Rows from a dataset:
+-------+
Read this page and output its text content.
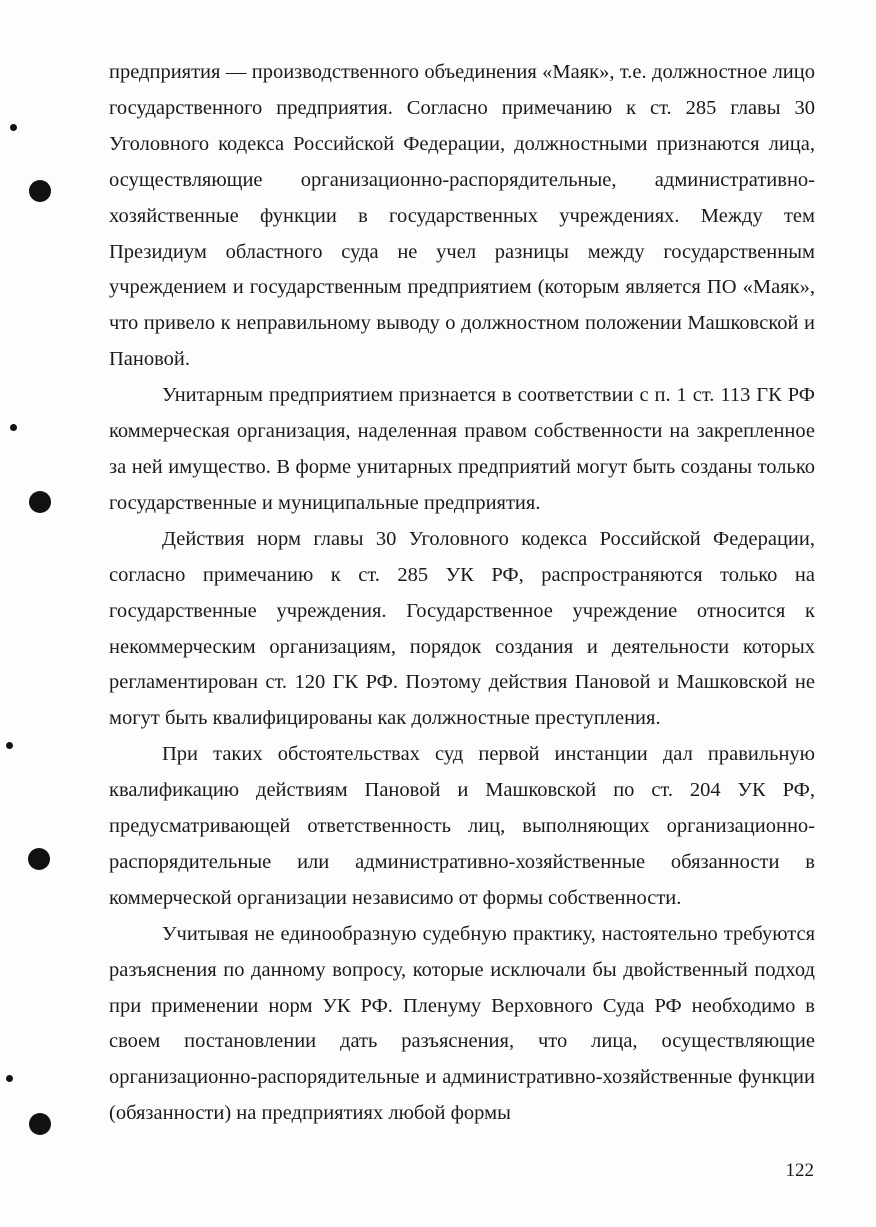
предприятия — производственного объединения «Маяк», т.е. должностное лицо государственного предприятия. Согласно примечанию к ст. 285 главы 30 Уголовного кодекса Российской Федерации, должностными признаются лица, осуществляющие организационно-распорядительные, административно-хозяйственные функции в государственных учреждениях. Между тем Президиум областного суда не учел разницы между государственным учреждением и государственным предприятием (которым является ПО «Маяк», что привело к неправильному выводу о должностном положении Машковской и Пановой.

Унитарным предприятием признается в соответствии с п. 1 ст. 113 ГК РФ коммерческая организация, наделенная правом собственности на закрепленное за ней имущество. В форме унитарных предприятий могут быть созданы только государственные и муниципальные предприятия.

Действия норм главы 30 Уголовного кодекса Российской Федерации, согласно примечанию к ст. 285 УК РФ, распространяются только на государственные учреждения. Государственное учреждение относится к некоммерческим организациям, порядок создания и деятельности которых регламентирован ст. 120 ГК РФ. Поэтому действия Пановой и Машковской не могут быть квалифицированы как должностные преступления.

При таких обстоятельствах суд первой инстанции дал правильную квалификацию действиям Пановой и Машковской по ст. 204 УК РФ, предусматривающей ответственность лиц, выполняющих организационно-распорядительные или административно-хозяйственные обязанности в коммерческой организации независимо от формы собственности.

Учитывая не единообразную судебную практику, настоятельно требуются разъяснения по данному вопросу, которые исключали бы двойственный подход при применении норм УК РФ. Пленуму Верховного Суда РФ необходимо в своем постановлении дать разъяснения, что лица, осуществляющие организационно-распорядительные и административно-хозяйственные функции (обязанности) на предприятиях любой формы

122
+-------+
SET PROBLEM ▸ Set down every entry word for word, but omit the pictures.

FINISHED EXERCISE ▸
Read this page and output its text content.
предприятия — производственного объединения «Маяк», т.е. должностное лицо государственного предприятия. Согласно примечанию к ст. 285 главы 30 Уголовного кодекса Российской Федерации, должностными признаются лица, осуществляющие организационно-распорядительные, административно-хозяйственные функции в государственных учреждениях. Между тем Президиум областного суда не учел разницы между государственным учреждением и государственным предприятием (которым является ПО «Маяк», что привело к неправильному выводу о должностном положении Машковской и Пановой.

Унитарным предприятием признается в соответствии с п. 1 ст. 113 ГК РФ коммерческая организация, наделенная правом собственности на закрепленное за ней имущество. В форме унитарных предприятий могут быть созданы только государственные и муниципальные предприятия.

Действия норм главы 30 Уголовного кодекса Российской Федерации, согласно примечанию к ст. 285 УК РФ, распространяются только на государственные учреждения. Государственное учреждение относится к некоммерческим организациям, порядок создания и деятельности которых регламентирован ст. 120 ГК РФ. Поэтому действия Пановой и Машковской не могут быть квалифицированы как должностные преступления.

При таких обстоятельствах суд первой инстанции дал правильную квалификацию действиям Пановой и Машковской по ст. 204 УК РФ, предусматривающей ответственность лиц, выполняющих организационно-распорядительные или административно-хозяйственные обязанности в коммерческой организации независимо от формы собственности.

Учитывая не единообразную судебную практику, настоятельно требуются разъяснения по данному вопросу, которые исключали бы двойственный подход при применении норм УК РФ. Пленуму Верховного Суда РФ необходимо в своем постановлении дать разъяснения, что лица, осуществляющие организационно-распорядительные и административно-хозяйственные функции (обязанности) на предприятиях любой формы

122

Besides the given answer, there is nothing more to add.